→ **Directions for this task**
In the LayerNorm documentation below, turn the paragraph beginning "The mean and standard-deviation are calculated" into a short bulleted list that keeps its main facts.

→ **Selected extract**
——————————
LayerNorm

class LayerNorm(normalized_shape, eps=1e-05, affine=True, **kwargs)[source]

Applies Layer Normalization over a mini-batch of inputs Refer to Layer Normalization

\[y = \frac{x - \mathrm{E}[x]}{ \sqrt{\mathrm{Var}[x] + \epsilon}} * \gamma + \beta\]

The mean and standard-deviation are calculated separately over the last certain number dimensions which have to be of the shape specified by normalized_shape. \(\\gamma\) and \(\\beta\) are learnable affine transform parameters of normalized_shape if affine is True. The standard-deviation is calculated via the biased estimator.

Note

Unlike Batch Normalization and Instance Normalization, which applies scalar scale and bias for each entire channel/plane, Layer Normalization applies per-element scale and bias.

Parameters
  • normalized_shape (int or tuple) – input shape from an expected input of size size \([*, normalized\_shape[0], normalized\_shape[1], ..., normalized\_shape[-1]]\). If it is a single integer, this module will normalize over the last dimension which is expected to be of that specific size.

  • eps – a value added to the denominator for numerical stability. Default: 1e-5

  • affine – this module has learnable affine parameters (weight, bias) when affine is set to be True.

Shape:
  • Input: \((N, *)\) (2-D, 3-D, 4-D or 5-D tensor)

  • Output: \((N, *)\) (same shape as input)

Examples

>>> import numpy as np
>>> inp = Tensor(np.arange(2 * 3 * 4 * 4).astype(np.float32).reshape(2, 3, 4, 4))
>>> m = M.LayerNorm((4, 4))
>>> out = m(inp)
>>> out.numpy().shape
(2, 3, 4, 4)
——————————
→ **Supplied data**
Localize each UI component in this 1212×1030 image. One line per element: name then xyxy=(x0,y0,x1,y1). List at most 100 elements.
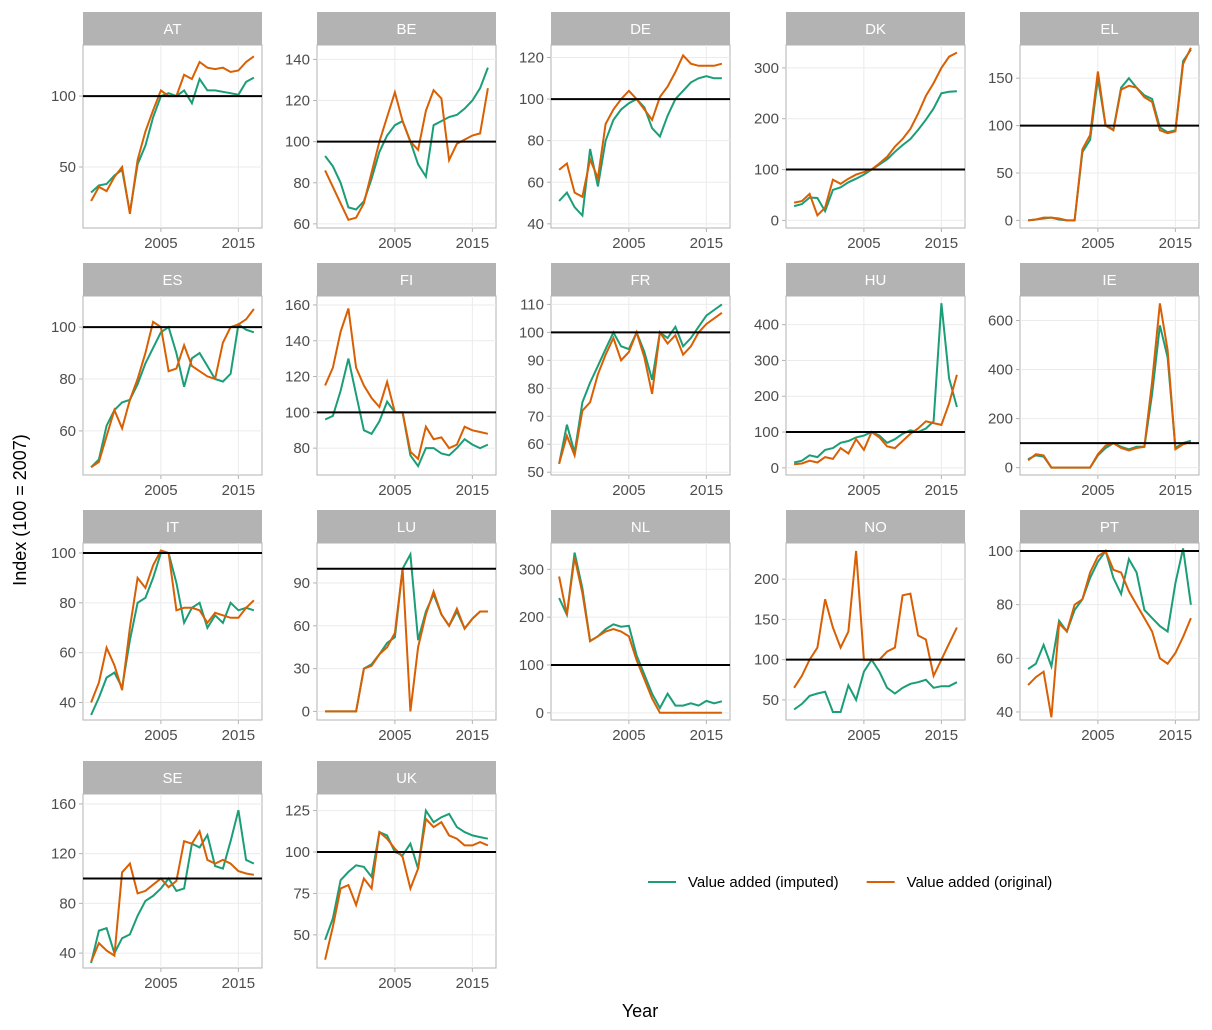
——————————
→ **Answer below**
- The mean and standard deviation are computed separately over the last dimensions. These dimensions must have the shape given by normalized_shape.
- When affine is True, γ and β are learnable affine transform parameters of normalized_shape.
- The standard deviation uses the biased estimator.